Problem statement:
Each record is to be transcribed exactly.

Information supplied:

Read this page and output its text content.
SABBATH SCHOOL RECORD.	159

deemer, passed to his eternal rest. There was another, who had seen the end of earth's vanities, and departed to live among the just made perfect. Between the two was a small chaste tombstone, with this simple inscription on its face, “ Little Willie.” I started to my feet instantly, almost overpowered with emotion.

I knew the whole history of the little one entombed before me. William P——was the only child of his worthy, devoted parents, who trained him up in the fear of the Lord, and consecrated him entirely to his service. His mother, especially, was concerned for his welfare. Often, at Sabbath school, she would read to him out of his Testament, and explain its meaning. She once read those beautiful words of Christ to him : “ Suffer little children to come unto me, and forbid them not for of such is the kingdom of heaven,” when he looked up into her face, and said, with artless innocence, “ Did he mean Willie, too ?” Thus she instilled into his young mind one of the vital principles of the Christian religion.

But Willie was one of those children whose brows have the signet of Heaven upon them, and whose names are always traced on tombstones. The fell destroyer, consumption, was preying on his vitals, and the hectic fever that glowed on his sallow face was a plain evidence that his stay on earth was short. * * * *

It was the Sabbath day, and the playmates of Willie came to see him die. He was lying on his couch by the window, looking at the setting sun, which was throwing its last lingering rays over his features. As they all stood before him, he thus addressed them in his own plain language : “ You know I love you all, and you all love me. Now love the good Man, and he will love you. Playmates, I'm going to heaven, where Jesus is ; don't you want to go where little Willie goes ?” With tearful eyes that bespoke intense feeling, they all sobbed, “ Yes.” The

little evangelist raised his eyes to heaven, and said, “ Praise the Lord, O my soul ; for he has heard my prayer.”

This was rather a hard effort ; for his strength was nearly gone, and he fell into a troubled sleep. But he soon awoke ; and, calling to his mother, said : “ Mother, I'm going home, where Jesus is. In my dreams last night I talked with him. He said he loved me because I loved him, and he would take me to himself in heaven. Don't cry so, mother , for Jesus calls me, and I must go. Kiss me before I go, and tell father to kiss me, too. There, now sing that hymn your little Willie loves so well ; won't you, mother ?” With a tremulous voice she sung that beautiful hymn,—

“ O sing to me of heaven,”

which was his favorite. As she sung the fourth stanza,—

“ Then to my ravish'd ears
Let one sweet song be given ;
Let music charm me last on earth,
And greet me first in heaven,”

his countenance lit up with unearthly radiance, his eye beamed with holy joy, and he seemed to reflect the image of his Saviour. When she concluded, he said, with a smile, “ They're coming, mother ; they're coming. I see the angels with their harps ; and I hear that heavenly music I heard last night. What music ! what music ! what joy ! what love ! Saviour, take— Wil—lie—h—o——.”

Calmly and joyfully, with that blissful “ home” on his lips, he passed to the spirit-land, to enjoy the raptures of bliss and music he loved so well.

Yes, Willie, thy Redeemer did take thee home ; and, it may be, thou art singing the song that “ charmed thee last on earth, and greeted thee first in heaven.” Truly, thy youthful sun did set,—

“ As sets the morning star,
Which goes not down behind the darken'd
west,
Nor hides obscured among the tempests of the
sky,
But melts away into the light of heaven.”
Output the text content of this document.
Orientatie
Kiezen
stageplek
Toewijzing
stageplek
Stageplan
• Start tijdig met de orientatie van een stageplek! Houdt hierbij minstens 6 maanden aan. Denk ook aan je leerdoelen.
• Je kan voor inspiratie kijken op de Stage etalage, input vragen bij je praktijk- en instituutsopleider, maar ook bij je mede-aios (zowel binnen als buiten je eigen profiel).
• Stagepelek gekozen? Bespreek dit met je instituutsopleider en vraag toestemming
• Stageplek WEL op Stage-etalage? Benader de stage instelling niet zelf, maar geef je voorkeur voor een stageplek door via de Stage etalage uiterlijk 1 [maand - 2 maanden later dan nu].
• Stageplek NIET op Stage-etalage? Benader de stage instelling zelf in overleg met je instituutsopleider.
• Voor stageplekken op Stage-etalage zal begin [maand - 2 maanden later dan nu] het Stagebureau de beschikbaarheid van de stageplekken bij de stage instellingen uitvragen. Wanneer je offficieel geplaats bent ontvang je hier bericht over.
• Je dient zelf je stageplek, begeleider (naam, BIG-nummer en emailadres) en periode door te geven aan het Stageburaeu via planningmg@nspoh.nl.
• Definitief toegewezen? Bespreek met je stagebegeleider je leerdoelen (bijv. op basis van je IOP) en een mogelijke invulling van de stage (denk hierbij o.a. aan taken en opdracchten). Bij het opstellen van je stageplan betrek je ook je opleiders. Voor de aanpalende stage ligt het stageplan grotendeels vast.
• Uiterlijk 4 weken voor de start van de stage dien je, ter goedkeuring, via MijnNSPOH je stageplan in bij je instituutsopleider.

Task result:
Read this page and output its text content.
SABBATH SCHOOL RECORD.	159

deemer, passed to his eternal rest. There was another, who had seen the end of earth's vanities, and departed to live among the just made perfect. Between the two was a small chaste tombstone, with this simple inscription on its face, “ Little Willie.” I started to my feet instantly, almost overpowered with emotion.

I knew the whole history of the little one entombed before me. William P——was the only child of his worthy, devoted parents, who trained him up in the fear of the Lord, and consecrated him entirely to his service. His mother, especially, was concerned for his welfare. Often, at Sabbath school, she would read to him out of his Testament, and explain its meaning. She once read those beautiful words of Christ to him : “ Suffer little children to come unto me, and forbid them not for of such is the kingdom of heaven,” when he looked up into her face, and said, with artless innocence, “ Did he mean Willie, too ?” Thus she instilled into his young mind one of the vital principles of the Christian religion.

But Willie was one of those children whose brows have the signet of Heaven upon them, and whose names are always traced on tombstones. The fell destroyer, consumption, was preying on his vitals, and the hectic fever that glowed on his sallow face was a plain evidence that his stay on earth was short. * * * *

It was the Sabbath day, and the playmates of Willie came to see him die. He was lying on his couch by the window, looking at the setting sun, which was throwing its last lingering rays over his features. As they all stood before him, he thus addressed them in his own plain language : “ You know I love you all, and you all love me. Now love the good Man, and he will love you. Playmates, I'm going to heaven, where Jesus is ; don't you want to go where little Willie goes ?” With tearful eyes that bespoke intense feeling, they all sobbed, “ Yes.” The

little evangelist raised his eyes to heaven, and said, “ Praise the Lord, O my soul ; for he has heard my prayer.”

This was rather a hard effort ; for his strength was nearly gone, and he fell into a troubled sleep. But he soon awoke ; and, calling to his mother, said : “ Mother, I'm going home, where Jesus is. In my dreams last night I talked with him. He said he loved me because I loved him, and he would take me to himself in heaven. Don't cry so, mother , for Jesus calls me, and I must go. Kiss me before I go, and tell father to kiss me, too. There, now sing that hymn your little Willie loves so well ; won't you, mother ?” With a tremulous voice she sung that beautiful hymn,—

“ O sing to me of heaven,”

which was his favorite. As she sung the fourth stanza,—

“ Then to my ravish'd ears
Let one sweet song be given ;
Let music charm me last on earth,
And greet me first in heaven,”

his countenance lit up with unearthly radiance, his eye beamed with holy joy, and he seemed to reflect the image of his Saviour. When she concluded, he said, with a smile, “ They're coming, mother ; they're coming. I see the angels with their harps ; and I hear that heavenly music I heard last night. What music ! what music ! what joy ! what love ! Saviour, take— Wil—lie—h—o——.”

Calmly and joyfully, with that blissful “ home” on his lips, he passed to the spirit-land, to enjoy the raptures of bliss and music he loved so well.

Yes, Willie, thy Redeemer did take thee home ; and, it may be, thou art singing the song that “ charmed thee last on earth, and greeted thee first in heaven.” Truly, thy youthful sun did set,—

“ As sets the morning star,
Which goes not down behind the darken'd
west,
Nor hides obscured among the tempests of the
sky,
But melts away into the light of heaven.”
Output the text content of this document.
Orientatie
Kiezen
stageplek
Toewijzing
stageplek
Stageplan
• Start tijdig met de orientatie van een stageplek! Houdt hierbij minstens 6 maanden aan. Denk ook aan je leerdoelen.
• Je kan voor inspiratie kijken op de Stage etalage, input vragen bij je praktijk- en instituutsopleider, maar ook bij je mede-aios (zowel binnen als buiten je eigen profiel).
• Stagepelek gekozen? Bespreek dit met je instituutsopleider en vraag toestemming
• Stageplek WEL op Stage-etalage? Benader de stage instelling niet zelf, maar geef je voorkeur voor een stageplek door via de Stage etalage uiterlijk 1 [maand - 2 maanden later dan nu].
• Stageplek NIET op Stage-etalage? Benader de stage instelling zelf in overleg met je instituutsopleider.
• Voor stageplekken op Stage-etalage zal begin [maand - 2 maanden later dan nu] het Stagebureau de beschikbaarheid van de stageplekken bij de stage instellingen uitvragen. Wanneer je offficieel geplaats bent ontvang je hier bericht over.
• Je dient zelf je stageplek, begeleider (naam, BIG-nummer en emailadres) en periode door te geven aan het Stageburaeu via planningmg@nspoh.nl.
• Definitief toegewezen? Bespreek met je stagebegeleider je leerdoelen (bijv. op basis van je IOP) en een mogelijke invulling van de stage (denk hierbij o.a. aan taken en opdracchten). Bij het opstellen van je stageplan betrek je ook je opleiders. Voor de aanpalende stage ligt het stageplan grotendeels vast.
• Uiterlijk 4 weken voor de start van de stage dien je, ter goedkeuring, via MijnNSPOH je stageplan in bij je instituutsopleider.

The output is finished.